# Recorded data
^^^^^^^^

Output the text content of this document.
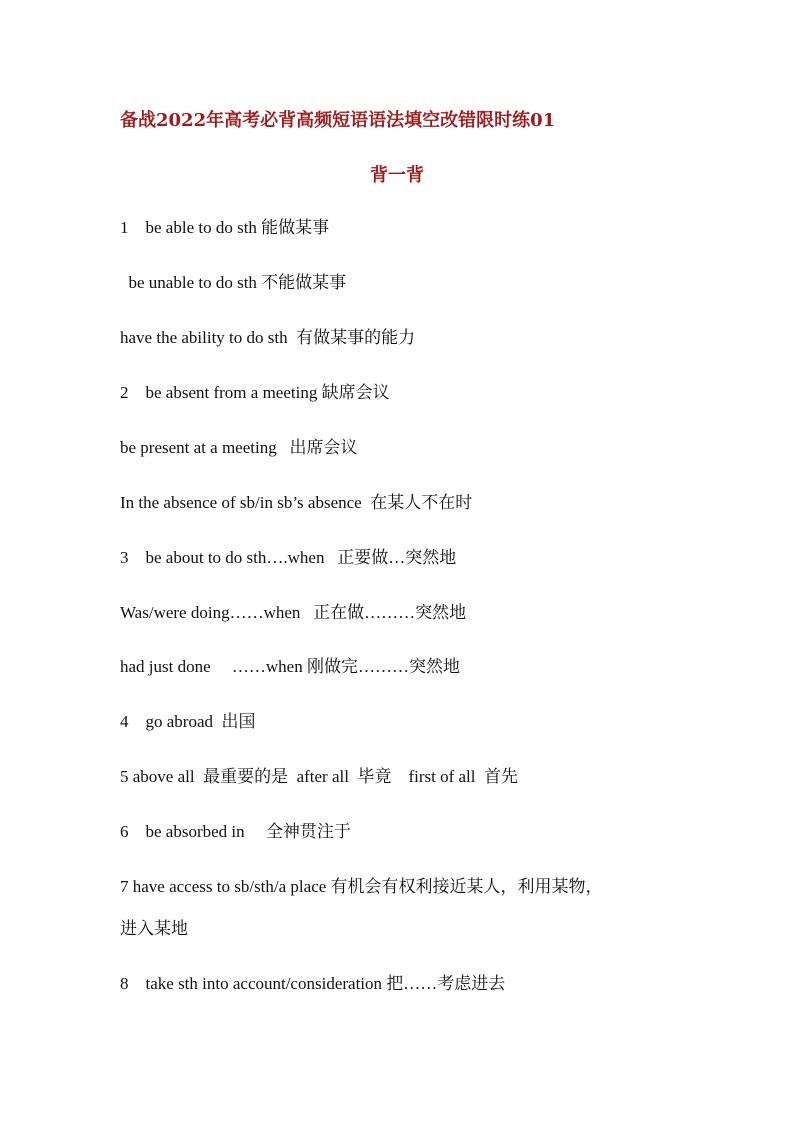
备战2022年高考必背高频短语语法填空改错限时练01
背一背
1    be able to do sth 能做某事
be unable to do sth 不能做某事
have the ability to do sth  有做某事的能力
2    be absent from a meeting 缺席会议
be present at a meeting   出席会议
In the absence of sb/in sb’s absence  在某人不在时
3    be about to do sth….when   正要做…突然地
Was/were doing……when   正在做………突然地
had just done     ……when 刚做完………突然地
4    go abroad  出国
5 above all  最重要的是  after all  毕竟    first of all  首先
6    be absorbed in     全神贯注于
7 have access to sb/sth/a place 有机会有权利接近某人，利用某物，
进入某地
8    take sth into account/consideration 把……考虑进去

^^^^^^^^

# REQUIRED WORK
Copy every line of the listing where the word "when" appears.

# FINISHED ANSWER
3    be about to do sth….when   正要做…突然地
Was/were doing……when   正在做………突然地
had just done     ……when 刚做完………突然地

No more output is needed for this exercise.